▸ **WHAT THE EXERCISE ASKS**: Copy out each line of the data that holds the word "Wilhelmine".

---------- MATERIAL TO PROCESS ----------

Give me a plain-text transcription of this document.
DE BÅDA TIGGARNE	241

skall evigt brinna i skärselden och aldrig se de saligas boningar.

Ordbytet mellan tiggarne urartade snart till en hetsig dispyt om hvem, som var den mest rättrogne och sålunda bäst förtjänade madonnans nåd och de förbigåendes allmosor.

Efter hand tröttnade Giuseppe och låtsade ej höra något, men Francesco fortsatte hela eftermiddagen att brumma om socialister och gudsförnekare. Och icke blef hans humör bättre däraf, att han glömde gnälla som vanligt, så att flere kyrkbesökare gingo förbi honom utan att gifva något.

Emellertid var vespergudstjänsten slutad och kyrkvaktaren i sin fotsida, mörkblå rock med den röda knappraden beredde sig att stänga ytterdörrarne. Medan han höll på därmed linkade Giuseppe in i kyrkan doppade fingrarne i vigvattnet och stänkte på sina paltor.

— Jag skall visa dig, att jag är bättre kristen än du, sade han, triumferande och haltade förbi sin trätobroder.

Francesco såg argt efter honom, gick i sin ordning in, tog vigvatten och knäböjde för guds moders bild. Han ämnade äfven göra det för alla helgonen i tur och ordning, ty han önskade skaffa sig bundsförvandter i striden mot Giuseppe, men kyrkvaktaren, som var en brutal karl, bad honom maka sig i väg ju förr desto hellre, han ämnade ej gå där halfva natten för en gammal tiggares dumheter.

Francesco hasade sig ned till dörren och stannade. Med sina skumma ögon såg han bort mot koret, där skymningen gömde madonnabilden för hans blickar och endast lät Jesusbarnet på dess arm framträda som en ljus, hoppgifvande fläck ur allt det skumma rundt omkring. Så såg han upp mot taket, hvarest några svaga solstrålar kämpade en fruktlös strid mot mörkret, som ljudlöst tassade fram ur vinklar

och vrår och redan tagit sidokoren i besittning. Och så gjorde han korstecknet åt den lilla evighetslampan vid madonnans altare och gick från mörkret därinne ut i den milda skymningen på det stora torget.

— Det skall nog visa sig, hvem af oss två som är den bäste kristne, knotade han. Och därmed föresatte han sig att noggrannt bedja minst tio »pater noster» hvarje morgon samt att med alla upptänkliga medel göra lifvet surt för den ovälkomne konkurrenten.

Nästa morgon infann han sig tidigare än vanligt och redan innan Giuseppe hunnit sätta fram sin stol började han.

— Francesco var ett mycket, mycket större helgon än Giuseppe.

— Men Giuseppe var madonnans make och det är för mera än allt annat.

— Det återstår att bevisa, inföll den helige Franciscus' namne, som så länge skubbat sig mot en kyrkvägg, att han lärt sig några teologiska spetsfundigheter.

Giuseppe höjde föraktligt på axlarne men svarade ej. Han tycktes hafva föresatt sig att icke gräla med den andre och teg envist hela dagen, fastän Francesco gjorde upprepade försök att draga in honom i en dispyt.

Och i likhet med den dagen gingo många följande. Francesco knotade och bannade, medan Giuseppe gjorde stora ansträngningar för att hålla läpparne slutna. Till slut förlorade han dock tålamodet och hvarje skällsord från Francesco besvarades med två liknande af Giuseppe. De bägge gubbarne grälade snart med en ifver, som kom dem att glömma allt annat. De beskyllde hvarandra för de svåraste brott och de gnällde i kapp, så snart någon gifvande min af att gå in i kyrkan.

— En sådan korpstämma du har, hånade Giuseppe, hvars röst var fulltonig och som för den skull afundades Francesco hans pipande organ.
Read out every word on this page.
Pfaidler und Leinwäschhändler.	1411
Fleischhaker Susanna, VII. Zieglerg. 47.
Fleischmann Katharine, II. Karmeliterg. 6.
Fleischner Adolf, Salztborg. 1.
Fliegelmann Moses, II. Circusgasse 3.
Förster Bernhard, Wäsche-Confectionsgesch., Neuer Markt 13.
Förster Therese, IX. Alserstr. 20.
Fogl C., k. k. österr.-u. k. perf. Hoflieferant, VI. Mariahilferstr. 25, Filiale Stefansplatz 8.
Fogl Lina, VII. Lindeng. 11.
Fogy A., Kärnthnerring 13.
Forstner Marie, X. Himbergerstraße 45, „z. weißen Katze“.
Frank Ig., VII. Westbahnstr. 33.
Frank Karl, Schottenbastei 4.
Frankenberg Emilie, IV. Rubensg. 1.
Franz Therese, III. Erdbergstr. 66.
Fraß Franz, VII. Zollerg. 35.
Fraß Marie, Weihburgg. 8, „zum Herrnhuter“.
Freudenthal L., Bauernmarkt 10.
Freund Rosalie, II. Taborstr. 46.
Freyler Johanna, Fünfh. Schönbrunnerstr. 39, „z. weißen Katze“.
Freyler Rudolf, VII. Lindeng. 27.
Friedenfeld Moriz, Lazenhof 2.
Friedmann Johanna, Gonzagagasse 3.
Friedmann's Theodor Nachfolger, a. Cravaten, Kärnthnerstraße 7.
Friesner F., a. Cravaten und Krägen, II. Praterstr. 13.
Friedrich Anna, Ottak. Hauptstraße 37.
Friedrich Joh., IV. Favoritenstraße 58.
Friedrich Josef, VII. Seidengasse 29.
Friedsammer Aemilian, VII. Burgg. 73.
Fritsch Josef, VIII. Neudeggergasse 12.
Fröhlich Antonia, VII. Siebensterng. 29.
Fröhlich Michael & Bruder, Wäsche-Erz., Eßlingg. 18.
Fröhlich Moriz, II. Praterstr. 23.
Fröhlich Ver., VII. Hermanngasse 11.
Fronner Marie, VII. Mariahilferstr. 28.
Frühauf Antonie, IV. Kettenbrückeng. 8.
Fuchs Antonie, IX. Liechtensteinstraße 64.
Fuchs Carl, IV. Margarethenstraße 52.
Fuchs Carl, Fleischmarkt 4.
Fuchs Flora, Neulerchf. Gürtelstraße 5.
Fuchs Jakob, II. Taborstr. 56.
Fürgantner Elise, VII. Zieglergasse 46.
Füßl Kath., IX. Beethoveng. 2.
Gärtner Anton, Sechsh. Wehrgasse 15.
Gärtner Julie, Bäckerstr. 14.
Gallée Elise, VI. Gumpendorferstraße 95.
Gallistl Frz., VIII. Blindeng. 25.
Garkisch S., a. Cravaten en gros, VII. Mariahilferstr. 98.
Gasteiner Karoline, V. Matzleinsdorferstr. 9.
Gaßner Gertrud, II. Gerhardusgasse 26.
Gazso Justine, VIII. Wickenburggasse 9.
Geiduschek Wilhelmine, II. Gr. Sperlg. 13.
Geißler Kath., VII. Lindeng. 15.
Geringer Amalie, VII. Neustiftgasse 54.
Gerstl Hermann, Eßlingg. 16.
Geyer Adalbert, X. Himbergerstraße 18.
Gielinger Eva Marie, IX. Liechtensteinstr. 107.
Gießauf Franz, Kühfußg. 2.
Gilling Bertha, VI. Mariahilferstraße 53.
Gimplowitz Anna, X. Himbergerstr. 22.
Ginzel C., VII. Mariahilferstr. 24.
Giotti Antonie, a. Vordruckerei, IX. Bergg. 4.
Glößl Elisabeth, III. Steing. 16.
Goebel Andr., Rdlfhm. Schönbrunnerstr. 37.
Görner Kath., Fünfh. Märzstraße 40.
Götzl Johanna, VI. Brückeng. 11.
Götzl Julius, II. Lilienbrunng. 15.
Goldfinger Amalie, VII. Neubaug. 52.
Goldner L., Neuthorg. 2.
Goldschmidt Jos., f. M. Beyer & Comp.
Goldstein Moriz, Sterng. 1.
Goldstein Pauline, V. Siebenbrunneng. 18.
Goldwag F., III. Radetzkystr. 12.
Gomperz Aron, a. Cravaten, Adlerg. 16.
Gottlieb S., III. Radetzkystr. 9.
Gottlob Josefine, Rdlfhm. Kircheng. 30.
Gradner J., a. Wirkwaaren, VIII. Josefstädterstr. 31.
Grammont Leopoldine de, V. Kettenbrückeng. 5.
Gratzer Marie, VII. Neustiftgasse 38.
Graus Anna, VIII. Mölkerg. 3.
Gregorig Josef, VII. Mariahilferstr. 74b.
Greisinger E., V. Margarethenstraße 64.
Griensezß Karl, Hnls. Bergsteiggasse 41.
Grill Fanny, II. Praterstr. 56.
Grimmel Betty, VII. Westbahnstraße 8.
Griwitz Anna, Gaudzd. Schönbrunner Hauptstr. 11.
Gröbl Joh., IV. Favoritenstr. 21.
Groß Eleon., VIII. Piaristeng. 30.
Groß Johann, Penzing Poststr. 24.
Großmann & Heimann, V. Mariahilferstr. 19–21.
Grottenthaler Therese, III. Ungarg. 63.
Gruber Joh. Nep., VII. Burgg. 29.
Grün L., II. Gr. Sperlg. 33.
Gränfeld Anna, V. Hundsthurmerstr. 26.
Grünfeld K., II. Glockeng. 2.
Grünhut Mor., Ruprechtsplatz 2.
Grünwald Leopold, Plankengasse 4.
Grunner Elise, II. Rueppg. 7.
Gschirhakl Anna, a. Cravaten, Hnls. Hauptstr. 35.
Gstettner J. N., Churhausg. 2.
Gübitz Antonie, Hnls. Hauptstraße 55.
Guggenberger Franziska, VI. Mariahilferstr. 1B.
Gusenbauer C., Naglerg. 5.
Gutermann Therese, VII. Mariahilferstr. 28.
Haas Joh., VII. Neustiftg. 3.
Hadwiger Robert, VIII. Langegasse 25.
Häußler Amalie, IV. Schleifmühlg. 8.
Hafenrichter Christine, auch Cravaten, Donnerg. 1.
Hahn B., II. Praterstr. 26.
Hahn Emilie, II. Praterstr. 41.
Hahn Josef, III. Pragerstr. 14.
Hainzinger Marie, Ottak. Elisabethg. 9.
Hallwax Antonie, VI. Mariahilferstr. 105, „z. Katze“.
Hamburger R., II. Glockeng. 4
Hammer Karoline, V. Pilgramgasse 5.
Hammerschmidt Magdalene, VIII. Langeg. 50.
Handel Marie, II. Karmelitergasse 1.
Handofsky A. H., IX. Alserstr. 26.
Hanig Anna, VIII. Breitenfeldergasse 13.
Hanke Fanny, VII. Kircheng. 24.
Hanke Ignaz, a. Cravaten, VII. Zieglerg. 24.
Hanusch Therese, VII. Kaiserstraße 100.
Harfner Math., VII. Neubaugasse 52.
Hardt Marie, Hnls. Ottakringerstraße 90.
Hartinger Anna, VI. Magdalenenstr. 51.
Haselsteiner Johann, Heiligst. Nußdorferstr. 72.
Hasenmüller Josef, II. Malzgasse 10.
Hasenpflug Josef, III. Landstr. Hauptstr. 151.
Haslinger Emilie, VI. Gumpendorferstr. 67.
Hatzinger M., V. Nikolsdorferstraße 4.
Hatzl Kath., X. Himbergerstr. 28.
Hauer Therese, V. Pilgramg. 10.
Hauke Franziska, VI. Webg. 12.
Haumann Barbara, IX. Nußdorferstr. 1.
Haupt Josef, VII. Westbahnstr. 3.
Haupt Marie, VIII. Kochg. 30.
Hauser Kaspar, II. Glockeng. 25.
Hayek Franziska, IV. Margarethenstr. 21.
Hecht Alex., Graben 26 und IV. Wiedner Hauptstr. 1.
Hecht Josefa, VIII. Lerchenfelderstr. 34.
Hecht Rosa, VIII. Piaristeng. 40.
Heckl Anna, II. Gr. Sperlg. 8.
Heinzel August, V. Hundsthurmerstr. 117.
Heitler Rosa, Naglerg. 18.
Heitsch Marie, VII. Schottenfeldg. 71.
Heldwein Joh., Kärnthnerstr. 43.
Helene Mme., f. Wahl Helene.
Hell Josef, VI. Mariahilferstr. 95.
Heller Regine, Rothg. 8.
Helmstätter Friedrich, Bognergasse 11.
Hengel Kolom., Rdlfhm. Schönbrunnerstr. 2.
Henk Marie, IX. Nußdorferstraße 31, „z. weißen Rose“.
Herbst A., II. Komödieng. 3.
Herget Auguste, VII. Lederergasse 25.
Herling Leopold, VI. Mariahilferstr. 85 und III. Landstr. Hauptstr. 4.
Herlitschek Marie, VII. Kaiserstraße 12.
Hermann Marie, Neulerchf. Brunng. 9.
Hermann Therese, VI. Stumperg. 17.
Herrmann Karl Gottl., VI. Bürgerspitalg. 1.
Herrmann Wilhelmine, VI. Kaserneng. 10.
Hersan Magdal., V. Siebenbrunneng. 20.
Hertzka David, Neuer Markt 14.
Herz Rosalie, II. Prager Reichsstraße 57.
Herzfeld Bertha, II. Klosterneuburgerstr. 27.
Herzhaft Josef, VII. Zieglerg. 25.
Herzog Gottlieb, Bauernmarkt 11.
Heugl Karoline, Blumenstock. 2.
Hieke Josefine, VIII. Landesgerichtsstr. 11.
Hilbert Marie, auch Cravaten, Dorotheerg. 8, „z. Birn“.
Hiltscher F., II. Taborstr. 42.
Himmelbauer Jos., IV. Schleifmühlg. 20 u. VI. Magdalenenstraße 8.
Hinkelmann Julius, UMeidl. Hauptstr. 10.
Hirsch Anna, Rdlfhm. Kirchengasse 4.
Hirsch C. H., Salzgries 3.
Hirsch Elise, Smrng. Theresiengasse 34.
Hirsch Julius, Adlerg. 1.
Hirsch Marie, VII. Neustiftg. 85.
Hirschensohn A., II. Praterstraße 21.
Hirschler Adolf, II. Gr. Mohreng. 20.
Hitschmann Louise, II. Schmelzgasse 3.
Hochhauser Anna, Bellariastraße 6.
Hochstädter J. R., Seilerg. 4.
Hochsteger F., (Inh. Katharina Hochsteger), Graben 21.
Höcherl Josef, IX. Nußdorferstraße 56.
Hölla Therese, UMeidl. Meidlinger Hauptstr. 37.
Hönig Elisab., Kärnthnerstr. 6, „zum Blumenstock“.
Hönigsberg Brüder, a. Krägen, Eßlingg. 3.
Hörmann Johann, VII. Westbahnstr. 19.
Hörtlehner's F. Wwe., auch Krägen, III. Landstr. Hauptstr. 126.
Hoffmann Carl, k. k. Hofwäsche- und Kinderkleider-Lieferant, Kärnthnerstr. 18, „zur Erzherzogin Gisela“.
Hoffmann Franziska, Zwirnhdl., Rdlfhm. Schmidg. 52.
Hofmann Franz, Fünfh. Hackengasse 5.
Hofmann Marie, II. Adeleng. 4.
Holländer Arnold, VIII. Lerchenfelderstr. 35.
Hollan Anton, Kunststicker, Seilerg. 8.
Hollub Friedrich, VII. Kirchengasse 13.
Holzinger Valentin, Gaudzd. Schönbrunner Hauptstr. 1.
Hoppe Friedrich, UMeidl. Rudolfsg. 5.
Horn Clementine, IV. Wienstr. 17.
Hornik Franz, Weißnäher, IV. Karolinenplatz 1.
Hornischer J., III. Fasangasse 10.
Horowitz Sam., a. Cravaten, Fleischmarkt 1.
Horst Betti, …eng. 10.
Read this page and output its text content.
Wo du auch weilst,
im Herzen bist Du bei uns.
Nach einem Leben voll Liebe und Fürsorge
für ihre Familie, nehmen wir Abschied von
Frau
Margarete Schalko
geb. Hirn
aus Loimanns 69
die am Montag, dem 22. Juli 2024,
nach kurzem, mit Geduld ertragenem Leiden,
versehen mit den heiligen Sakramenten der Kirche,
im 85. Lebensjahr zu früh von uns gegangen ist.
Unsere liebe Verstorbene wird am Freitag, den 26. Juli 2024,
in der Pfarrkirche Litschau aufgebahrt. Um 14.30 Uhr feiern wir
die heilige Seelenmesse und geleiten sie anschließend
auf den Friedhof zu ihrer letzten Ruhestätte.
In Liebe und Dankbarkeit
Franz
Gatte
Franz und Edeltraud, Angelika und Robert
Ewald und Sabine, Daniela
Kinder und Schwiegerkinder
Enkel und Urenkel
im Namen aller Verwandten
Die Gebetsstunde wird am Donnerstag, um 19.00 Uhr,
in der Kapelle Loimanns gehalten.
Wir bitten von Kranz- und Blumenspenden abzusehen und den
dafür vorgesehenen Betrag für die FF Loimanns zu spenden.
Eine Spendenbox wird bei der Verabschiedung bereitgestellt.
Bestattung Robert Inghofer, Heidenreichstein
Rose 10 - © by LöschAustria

----------

▸ **EXERCISE RESULT**:
Geiduschek Wilhelmine, II. Gr. Sperlg. 13.
Herrmann Wilhelmine, VI. Kaserneng. 10.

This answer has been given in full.